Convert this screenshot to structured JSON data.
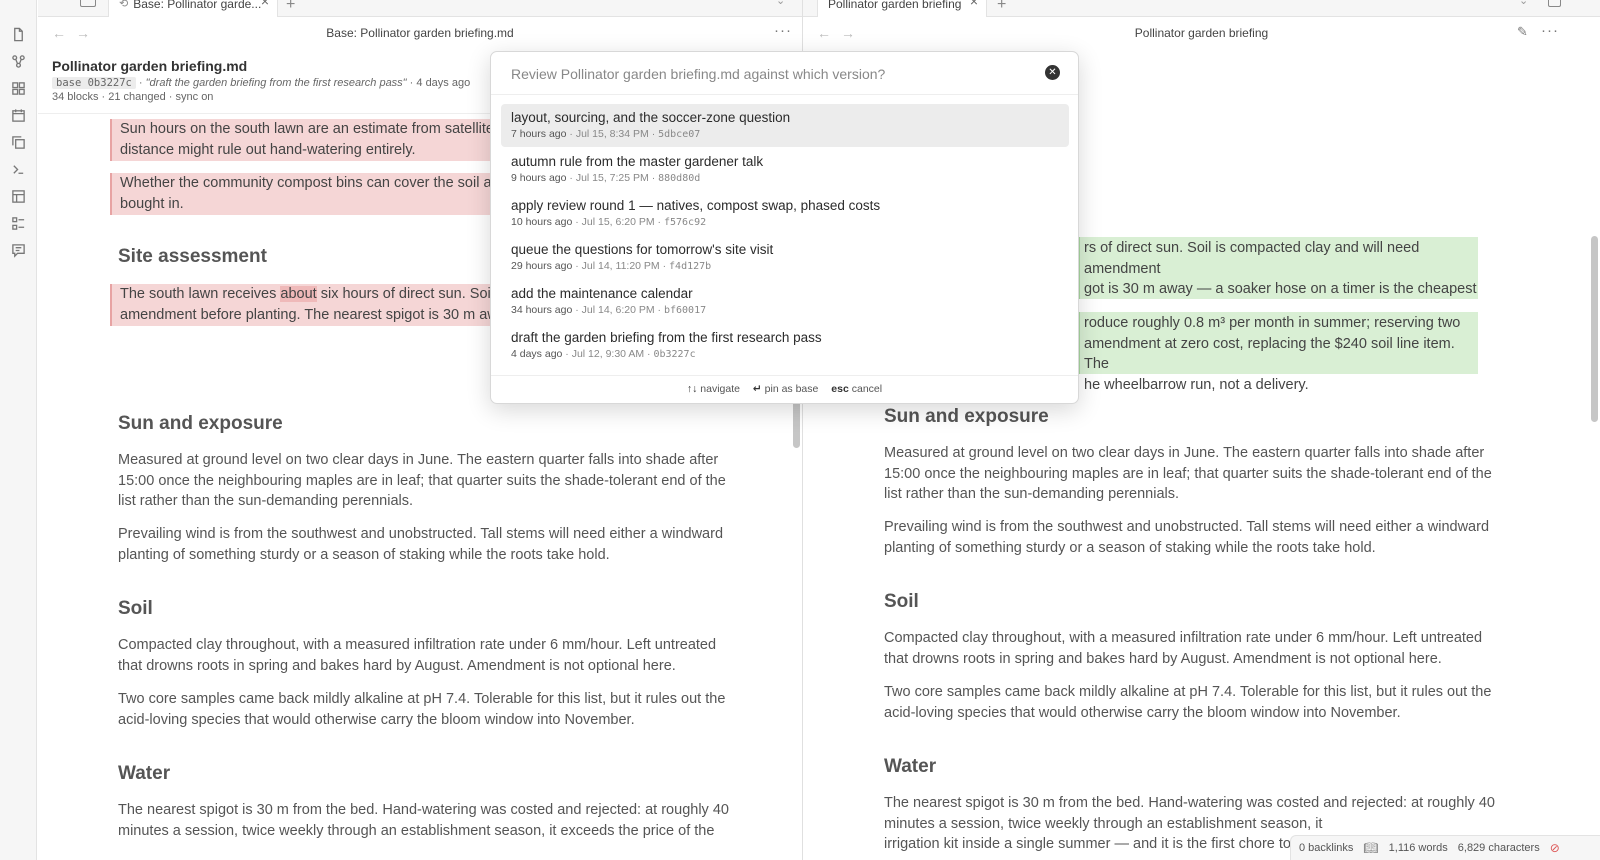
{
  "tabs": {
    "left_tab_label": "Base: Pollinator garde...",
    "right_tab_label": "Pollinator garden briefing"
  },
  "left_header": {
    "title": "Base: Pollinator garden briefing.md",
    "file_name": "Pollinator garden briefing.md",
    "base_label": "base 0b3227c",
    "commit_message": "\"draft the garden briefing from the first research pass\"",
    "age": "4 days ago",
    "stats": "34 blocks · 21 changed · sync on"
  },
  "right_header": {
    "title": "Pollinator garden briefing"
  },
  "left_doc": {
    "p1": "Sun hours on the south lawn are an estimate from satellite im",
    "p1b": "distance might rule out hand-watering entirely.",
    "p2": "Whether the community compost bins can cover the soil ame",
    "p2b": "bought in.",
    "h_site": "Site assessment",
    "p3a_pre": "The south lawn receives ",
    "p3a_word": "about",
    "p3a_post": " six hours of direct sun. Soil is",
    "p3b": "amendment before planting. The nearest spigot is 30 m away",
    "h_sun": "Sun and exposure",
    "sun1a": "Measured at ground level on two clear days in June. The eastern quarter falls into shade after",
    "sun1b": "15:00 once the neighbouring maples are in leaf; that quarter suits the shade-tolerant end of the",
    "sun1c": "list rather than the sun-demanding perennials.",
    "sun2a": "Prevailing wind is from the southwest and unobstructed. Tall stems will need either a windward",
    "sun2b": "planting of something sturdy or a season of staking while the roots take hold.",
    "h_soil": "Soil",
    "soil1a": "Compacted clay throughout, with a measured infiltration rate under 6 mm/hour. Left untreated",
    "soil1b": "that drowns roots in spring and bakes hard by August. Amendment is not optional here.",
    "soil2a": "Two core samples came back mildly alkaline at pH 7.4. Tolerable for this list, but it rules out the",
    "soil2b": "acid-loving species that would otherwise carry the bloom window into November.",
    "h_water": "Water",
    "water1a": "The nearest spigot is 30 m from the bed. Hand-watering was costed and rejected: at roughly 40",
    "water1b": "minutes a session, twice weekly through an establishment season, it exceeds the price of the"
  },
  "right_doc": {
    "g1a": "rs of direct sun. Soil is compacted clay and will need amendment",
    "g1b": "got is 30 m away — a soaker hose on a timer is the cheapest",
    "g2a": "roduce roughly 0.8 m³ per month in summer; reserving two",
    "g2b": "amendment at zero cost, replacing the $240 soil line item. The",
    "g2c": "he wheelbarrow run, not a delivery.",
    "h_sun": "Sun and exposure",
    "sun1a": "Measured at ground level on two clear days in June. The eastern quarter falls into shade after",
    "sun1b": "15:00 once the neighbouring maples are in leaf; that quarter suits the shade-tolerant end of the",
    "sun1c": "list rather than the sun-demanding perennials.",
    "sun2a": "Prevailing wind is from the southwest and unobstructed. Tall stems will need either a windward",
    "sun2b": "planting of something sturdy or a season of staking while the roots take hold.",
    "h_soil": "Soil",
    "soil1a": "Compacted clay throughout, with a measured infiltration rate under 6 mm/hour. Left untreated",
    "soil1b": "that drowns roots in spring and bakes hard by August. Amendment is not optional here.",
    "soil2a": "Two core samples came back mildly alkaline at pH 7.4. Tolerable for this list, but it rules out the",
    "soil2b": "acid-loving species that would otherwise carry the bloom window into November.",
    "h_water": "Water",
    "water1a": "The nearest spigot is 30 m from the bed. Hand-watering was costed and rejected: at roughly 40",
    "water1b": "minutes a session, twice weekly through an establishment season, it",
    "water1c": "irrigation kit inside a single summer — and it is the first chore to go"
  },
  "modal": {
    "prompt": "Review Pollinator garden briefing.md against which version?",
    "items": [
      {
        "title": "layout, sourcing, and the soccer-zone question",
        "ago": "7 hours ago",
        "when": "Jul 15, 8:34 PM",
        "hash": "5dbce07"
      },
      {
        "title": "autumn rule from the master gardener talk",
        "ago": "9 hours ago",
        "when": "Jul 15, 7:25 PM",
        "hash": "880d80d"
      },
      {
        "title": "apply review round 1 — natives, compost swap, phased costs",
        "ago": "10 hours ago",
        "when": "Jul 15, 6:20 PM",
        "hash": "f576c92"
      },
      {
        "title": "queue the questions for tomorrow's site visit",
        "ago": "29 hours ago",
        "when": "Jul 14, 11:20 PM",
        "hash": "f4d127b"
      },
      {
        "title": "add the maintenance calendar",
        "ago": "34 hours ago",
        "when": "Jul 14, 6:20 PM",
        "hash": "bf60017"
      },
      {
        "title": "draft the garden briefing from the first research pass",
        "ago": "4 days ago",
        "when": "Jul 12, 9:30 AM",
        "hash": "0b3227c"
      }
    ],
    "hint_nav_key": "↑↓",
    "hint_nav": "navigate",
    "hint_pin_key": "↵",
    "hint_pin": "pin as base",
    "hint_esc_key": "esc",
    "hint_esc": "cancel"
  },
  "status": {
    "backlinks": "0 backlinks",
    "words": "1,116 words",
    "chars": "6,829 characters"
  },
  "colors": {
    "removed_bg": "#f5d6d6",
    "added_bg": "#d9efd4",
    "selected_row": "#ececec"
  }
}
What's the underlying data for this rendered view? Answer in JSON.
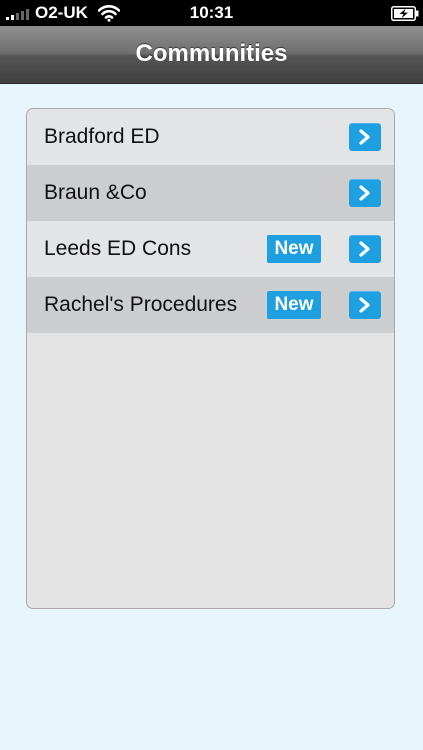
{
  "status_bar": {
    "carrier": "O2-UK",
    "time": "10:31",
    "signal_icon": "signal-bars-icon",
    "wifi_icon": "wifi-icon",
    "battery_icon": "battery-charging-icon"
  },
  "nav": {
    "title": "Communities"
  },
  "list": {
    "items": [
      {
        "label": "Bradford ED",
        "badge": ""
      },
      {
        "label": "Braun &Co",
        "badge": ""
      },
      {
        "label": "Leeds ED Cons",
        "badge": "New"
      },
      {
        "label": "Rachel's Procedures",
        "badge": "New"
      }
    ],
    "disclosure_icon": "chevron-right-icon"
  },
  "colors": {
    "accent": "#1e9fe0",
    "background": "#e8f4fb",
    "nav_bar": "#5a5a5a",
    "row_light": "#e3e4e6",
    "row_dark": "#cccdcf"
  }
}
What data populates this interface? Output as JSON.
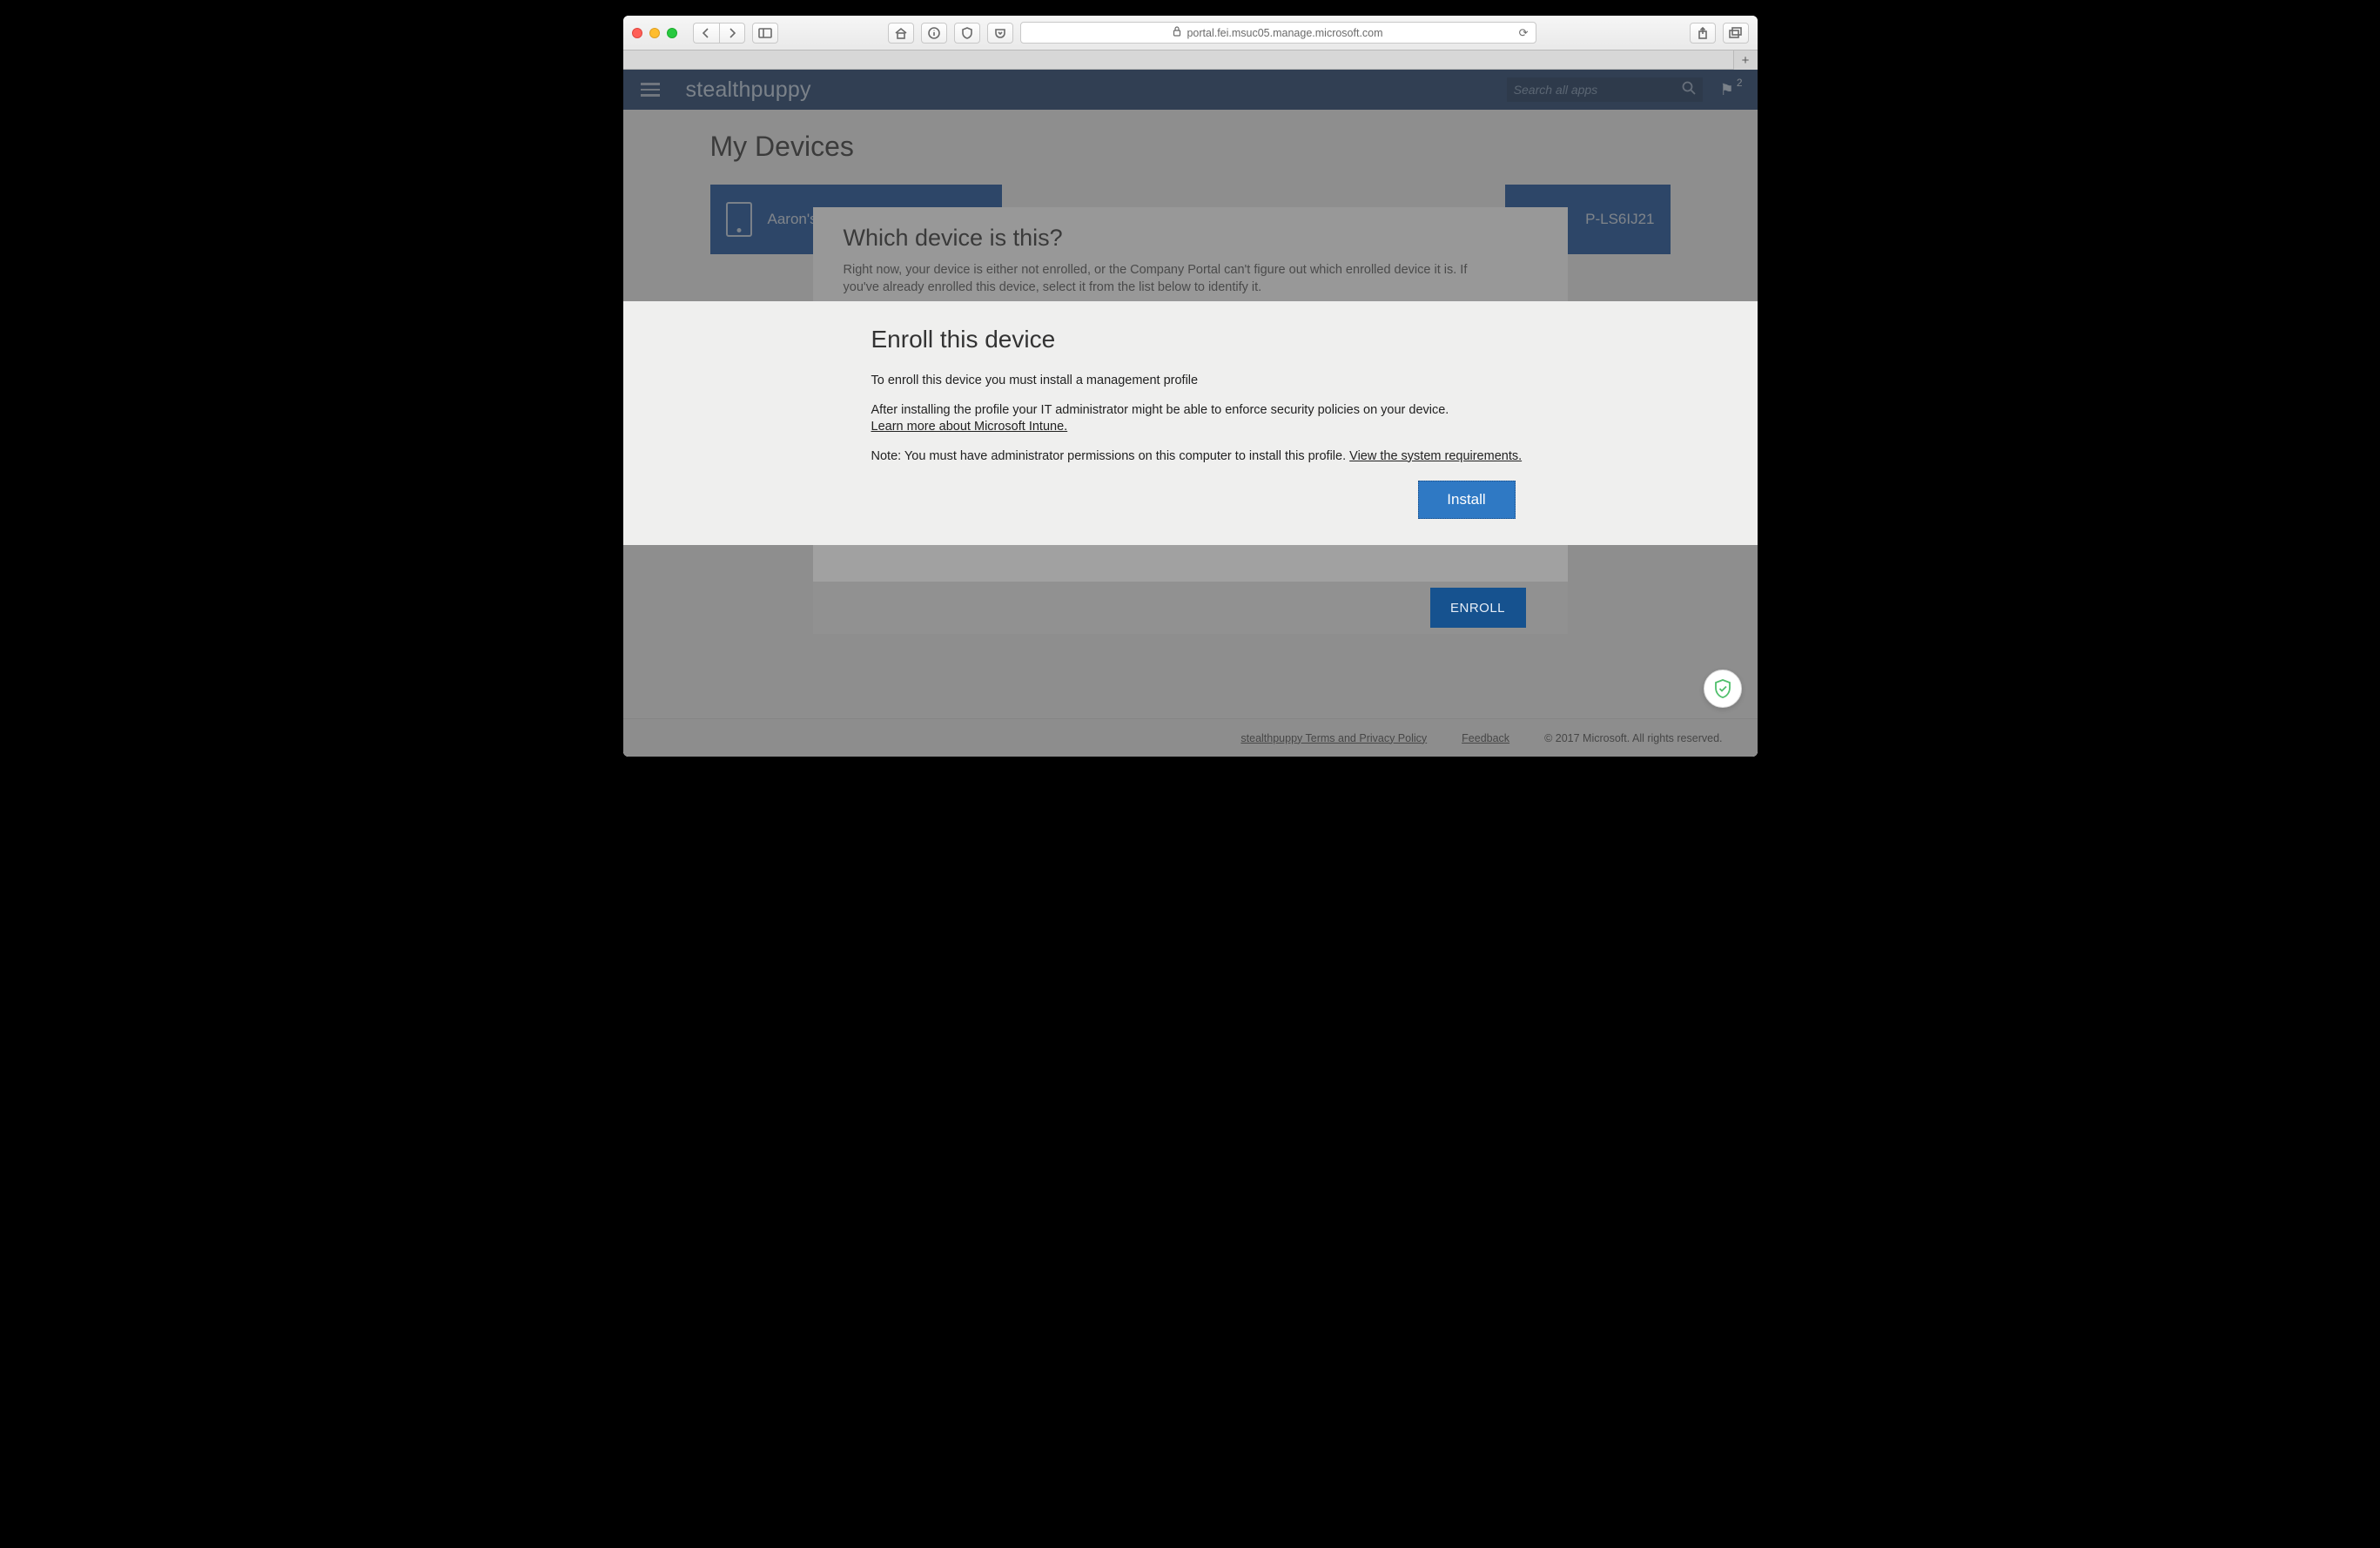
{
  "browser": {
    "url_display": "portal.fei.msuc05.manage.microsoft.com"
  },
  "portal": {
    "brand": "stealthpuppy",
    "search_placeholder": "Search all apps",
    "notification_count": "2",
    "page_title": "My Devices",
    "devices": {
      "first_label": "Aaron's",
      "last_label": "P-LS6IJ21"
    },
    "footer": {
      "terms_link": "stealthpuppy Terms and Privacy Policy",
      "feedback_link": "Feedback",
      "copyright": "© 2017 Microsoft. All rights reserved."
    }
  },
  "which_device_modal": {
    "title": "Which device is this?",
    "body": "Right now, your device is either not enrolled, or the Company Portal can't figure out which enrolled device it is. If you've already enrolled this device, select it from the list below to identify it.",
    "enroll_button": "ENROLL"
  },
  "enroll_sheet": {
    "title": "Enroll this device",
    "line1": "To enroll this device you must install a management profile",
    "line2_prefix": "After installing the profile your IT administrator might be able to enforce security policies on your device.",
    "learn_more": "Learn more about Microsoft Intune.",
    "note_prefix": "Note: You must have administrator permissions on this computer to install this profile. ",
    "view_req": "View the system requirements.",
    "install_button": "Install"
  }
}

## GIVEN REQUEST
Return all of the entries exactly as written, but drop any pictures they hold.

## TASK OUTPUT
Convert this screenshot to structured JSON data.
{
  "tabs": {
    "left_tab_label": "Base: Pollinator garde...",
    "right_tab_label": "Pollinator garden briefing"
  },
  "left_header": {
    "title": "Base: Pollinator garden briefing.md",
    "file_name": "Pollinator garden briefing.md",
    "base_label": "base 0b3227c",
    "commit_message": "\"draft the garden briefing from the first research pass\"",
    "age": "4 days ago",
    "stats": "34 blocks · 21 changed · sync on"
  },
  "right_header": {
    "title": "Pollinator garden briefing"
  },
  "left_doc": {
    "p1": "Sun hours on the south lawn are an estimate from satellite im",
    "p1b": "distance might rule out hand-watering entirely.",
    "p2": "Whether the community compost bins can cover the soil ame",
    "p2b": "bought in.",
    "h_site": "Site assessment",
    "p3a_pre": "The south lawn receives ",
    "p3a_word": "about",
    "p3a_post": " six hours of direct sun. Soil is",
    "p3b": "amendment before planting. The nearest spigot is 30 m away",
    "h_sun": "Sun and exposure",
    "sun1a": "Measured at ground level on two clear days in June. The eastern quarter falls into shade after",
    "sun1b": "15:00 once the neighbouring maples are in leaf; that quarter suits the shade-tolerant end of the",
    "sun1c": "list rather than the sun-demanding perennials.",
    "sun2a": "Prevailing wind is from the southwest and unobstructed. Tall stems will need either a windward",
    "sun2b": "planting of something sturdy or a season of staking while the roots take hold.",
    "h_soil": "Soil",
    "soil1a": "Compacted clay throughout, with a measured infiltration rate under 6 mm/hour. Left untreated",
    "soil1b": "that drowns roots in spring and bakes hard by August. Amendment is not optional here.",
    "soil2a": "Two core samples came back mildly alkaline at pH 7.4. Tolerable for this list, but it rules out the",
    "soil2b": "acid-loving species that would otherwise carry the bloom window into November.",
    "h_water": "Water",
    "water1a": "The nearest spigot is 30 m from the bed. Hand-watering was costed and rejected: at roughly 40",
    "water1b": "minutes a session, twice weekly through an establishment season, it exceeds the price of the"
  },
  "right_doc": {
    "g1a": "rs of direct sun. Soil is compacted clay and will need amendment",
    "g1b": "got is 30 m away — a soaker hose on a timer is the cheapest",
    "g2a": "roduce roughly 0.8 m³ per month in summer; reserving two",
    "g2b": "amendment at zero cost, replacing the $240 soil line item. The",
    "g2c": "he wheelbarrow run, not a delivery.",
    "h_sun": "Sun and exposure",
    "sun1a": "Measured at ground level on two clear days in June. The eastern quarter falls into shade after",
    "sun1b": "15:00 once the neighbouring maples are in leaf; that quarter suits the shade-tolerant end of the",
    "sun1c": "list rather than the sun-demanding perennials.",
    "sun2a": "Prevailing wind is from the southwest and unobstructed. Tall stems will need either a windward",
    "sun2b": "planting of something sturdy or a season of staking while the roots take hold.",
    "h_soil": "Soil",
    "soil1a": "Compacted clay throughout, with a measured infiltration rate under 6 mm/hour. Left untreated",
    "soil1b": "that drowns roots in spring and bakes hard by August. Amendment is not optional here.",
    "soil2a": "Two core samples came back mildly alkaline at pH 7.4. Tolerable for this list, but it rules out the",
    "soil2b": "acid-loving species that would otherwise carry the bloom window into November.",
    "h_water": "Water",
    "water1a": "The nearest spigot is 30 m from the bed. Hand-watering was costed and rejected: at roughly 40",
    "water1b": "minutes a session, twice weekly through an establishment season, it",
    "water1c": "irrigation kit inside a single summer — and it is the first chore to go"
  },
  "modal": {
    "prompt": "Review Pollinator garden briefing.md against which version?",
    "items": [
      {
        "title": "layout, sourcing, and the soccer-zone question",
        "ago": "7 hours ago",
        "when": "Jul 15, 8:34 PM",
        "hash": "5dbce07"
      },
      {
        "title": "autumn rule from the master gardener talk",
        "ago": "9 hours ago",
        "when": "Jul 15, 7:25 PM",
        "hash": "880d80d"
      },
      {
        "title": "apply review round 1 — natives, compost swap, phased costs",
        "ago": "10 hours ago",
        "when": "Jul 15, 6:20 PM",
        "hash": "f576c92"
      },
      {
        "title": "queue the questions for tomorrow's site visit",
        "ago": "29 hours ago",
        "when": "Jul 14, 11:20 PM",
        "hash": "f4d127b"
      },
      {
        "title": "add the maintenance calendar",
        "ago": "34 hours ago",
        "when": "Jul 14, 6:20 PM",
        "hash": "bf60017"
      },
      {
        "title": "draft the garden briefing from the first research pass",
        "ago": "4 days ago",
        "when": "Jul 12, 9:30 AM",
        "hash": "0b3227c"
      }
    ],
    "hint_nav_key": "↑↓",
    "hint_nav": "navigate",
    "hint_pin_key": "↵",
    "hint_pin": "pin as base",
    "hint_esc_key": "esc",
    "hint_esc": "cancel"
  },
  "status": {
    "backlinks": "0 backlinks",
    "words": "1,116 words",
    "chars": "6,829 characters"
  },
  "colors": {
    "removed_bg": "#f5d6d6",
    "added_bg": "#d9efd4",
    "selected_row": "#ececec"
  }
}
What's the underlying data for this rendered view? Answer in JSON.
{
  "status_bar": {
    "carrier": "O2-UK",
    "time": "10:31",
    "signal_icon": "signal-bars-icon",
    "wifi_icon": "wifi-icon",
    "battery_icon": "battery-charging-icon"
  },
  "nav": {
    "title": "Communities"
  },
  "list": {
    "items": [
      {
        "label": "Bradford ED",
        "badge": ""
      },
      {
        "label": "Braun &Co",
        "badge": ""
      },
      {
        "label": "Leeds ED Cons",
        "badge": "New"
      },
      {
        "label": "Rachel's Procedures",
        "badge": "New"
      }
    ],
    "disclosure_icon": "chevron-right-icon"
  },
  "colors": {
    "accent": "#1e9fe0",
    "background": "#e8f4fb",
    "nav_bar": "#5a5a5a",
    "row_light": "#e3e4e6",
    "row_dark": "#cccdcf"
  }
}
What data populates this interface? Output as JSON.
{
  "browser": {
    "url_display": "portal.fei.msuc05.manage.microsoft.com"
  },
  "portal": {
    "brand": "stealthpuppy",
    "search_placeholder": "Search all apps",
    "notification_count": "2",
    "page_title": "My Devices",
    "devices": {
      "first_label": "Aaron's",
      "last_label": "P-LS6IJ21"
    },
    "footer": {
      "terms_link": "stealthpuppy Terms and Privacy Policy",
      "feedback_link": "Feedback",
      "copyright": "© 2017 Microsoft. All rights reserved."
    }
  },
  "which_device_modal": {
    "title": "Which device is this?",
    "body": "Right now, your device is either not enrolled, or the Company Portal can't figure out which enrolled device it is. If you've already enrolled this device, select it from the list below to identify it.",
    "enroll_button": "ENROLL"
  },
  "enroll_sheet": {
    "title": "Enroll this device",
    "line1": "To enroll this device you must install a management profile",
    "line2_prefix": "After installing the profile your IT administrator might be able to enforce security policies on your device.",
    "learn_more": "Learn more about Microsoft Intune.",
    "note_prefix": "Note: You must have administrator permissions on this computer to install this profile. ",
    "view_req": "View the system requirements.",
    "install_button": "Install"
  }
}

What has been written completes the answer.